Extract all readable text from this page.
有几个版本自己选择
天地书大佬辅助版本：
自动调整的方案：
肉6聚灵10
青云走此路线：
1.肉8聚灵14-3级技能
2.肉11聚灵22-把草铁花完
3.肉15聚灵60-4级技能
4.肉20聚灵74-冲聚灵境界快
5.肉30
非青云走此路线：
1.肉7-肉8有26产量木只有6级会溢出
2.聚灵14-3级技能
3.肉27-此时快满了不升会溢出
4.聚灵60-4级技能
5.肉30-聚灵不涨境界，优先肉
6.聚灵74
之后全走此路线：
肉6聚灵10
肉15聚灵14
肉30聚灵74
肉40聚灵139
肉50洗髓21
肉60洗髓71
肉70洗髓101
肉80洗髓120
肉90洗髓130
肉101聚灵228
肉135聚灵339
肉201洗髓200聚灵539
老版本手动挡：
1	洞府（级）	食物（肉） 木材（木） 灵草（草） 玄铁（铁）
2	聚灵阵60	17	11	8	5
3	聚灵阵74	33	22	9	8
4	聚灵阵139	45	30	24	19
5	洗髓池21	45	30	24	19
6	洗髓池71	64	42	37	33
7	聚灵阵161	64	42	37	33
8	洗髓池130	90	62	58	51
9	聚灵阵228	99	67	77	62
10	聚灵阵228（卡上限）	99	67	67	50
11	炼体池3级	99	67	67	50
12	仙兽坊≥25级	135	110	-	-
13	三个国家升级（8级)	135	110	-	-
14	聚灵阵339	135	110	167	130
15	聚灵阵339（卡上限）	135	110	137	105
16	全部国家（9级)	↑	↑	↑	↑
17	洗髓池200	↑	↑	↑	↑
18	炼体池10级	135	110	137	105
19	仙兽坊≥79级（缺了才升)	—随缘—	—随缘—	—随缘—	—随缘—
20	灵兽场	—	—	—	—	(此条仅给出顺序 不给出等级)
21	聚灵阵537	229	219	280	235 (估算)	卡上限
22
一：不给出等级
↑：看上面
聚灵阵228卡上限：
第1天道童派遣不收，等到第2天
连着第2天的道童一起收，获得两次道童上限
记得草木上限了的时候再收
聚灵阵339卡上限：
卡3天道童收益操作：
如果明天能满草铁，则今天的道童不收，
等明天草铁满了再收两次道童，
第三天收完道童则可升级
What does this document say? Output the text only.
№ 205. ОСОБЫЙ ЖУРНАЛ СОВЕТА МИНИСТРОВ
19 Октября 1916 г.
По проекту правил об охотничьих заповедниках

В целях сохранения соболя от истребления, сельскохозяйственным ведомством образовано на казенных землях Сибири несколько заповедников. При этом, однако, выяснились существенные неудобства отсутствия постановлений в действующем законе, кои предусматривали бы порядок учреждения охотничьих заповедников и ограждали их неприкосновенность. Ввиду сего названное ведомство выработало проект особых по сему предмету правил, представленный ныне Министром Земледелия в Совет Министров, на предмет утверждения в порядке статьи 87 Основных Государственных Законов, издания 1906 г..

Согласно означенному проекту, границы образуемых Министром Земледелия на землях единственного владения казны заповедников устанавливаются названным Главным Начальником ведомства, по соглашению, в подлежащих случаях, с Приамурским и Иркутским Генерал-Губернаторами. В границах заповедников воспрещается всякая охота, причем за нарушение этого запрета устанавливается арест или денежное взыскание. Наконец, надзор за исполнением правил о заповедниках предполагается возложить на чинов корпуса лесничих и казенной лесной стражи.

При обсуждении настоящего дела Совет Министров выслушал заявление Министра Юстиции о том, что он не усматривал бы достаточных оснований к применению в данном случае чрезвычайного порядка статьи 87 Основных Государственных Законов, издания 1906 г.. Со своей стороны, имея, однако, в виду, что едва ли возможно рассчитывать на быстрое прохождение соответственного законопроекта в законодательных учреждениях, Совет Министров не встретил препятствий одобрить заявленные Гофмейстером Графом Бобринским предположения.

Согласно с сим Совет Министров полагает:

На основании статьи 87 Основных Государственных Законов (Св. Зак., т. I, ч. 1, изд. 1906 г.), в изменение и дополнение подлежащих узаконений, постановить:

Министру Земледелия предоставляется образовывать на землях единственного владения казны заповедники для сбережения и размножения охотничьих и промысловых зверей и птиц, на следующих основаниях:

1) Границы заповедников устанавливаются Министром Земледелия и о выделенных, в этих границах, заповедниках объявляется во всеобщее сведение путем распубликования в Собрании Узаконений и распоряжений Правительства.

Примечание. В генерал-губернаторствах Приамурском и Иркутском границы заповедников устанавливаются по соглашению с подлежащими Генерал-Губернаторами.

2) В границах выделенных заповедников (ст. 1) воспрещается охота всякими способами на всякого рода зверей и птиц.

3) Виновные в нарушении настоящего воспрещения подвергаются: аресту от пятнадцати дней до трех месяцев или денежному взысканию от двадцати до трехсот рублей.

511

※ ※ ※

Find how many lines in the listing contain the word "зверей" and give that count alone.

** Solution to this task **
2